Identify all lines of the data containing the string "Número" and copy them.

═════ Provided data

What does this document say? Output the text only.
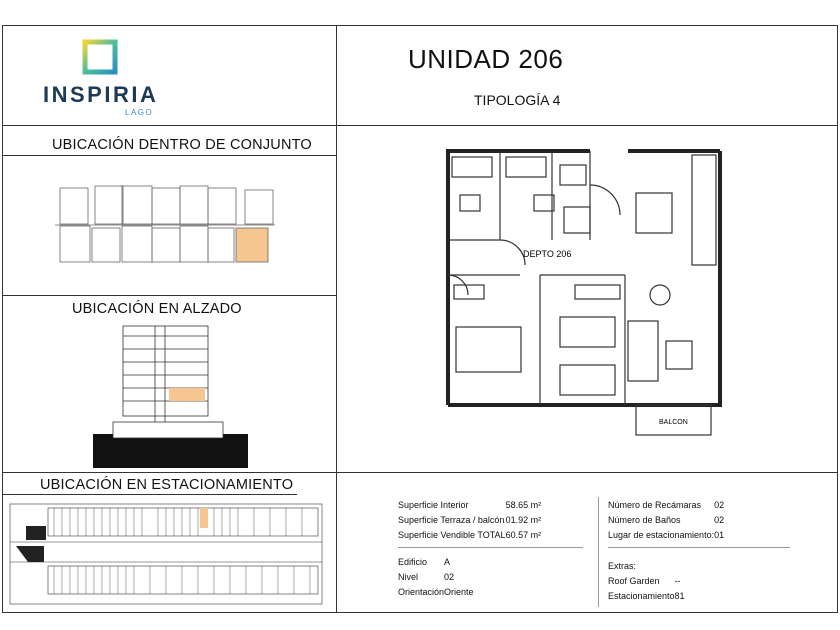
INSPIRIA
LAGO
UNIDAD 206
TIPOLOGÍA 4
UBICACIÓN DENTRO DE CONJUNTO
UBICACIÓN EN ALZADO
UBICACIÓN EN ESTACIONAMIENTO
DEPTO 206
BALCON
Superficie Interior	58.65 m²
Superficie Terraza / balcón	01.92 m²
Superficie Vendible TOTAL	60.57 m²
Edificio	A
Nivel	02
Orientación	Oriente
Número de Recámaras	02
Número de Baños	02
Lugar de estacionamiento:	01
Extras:	
Roof Garden	--
Estacionamiento	81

══════════

__Correct result__:
Número de Recámaras	02
Número de Baños	02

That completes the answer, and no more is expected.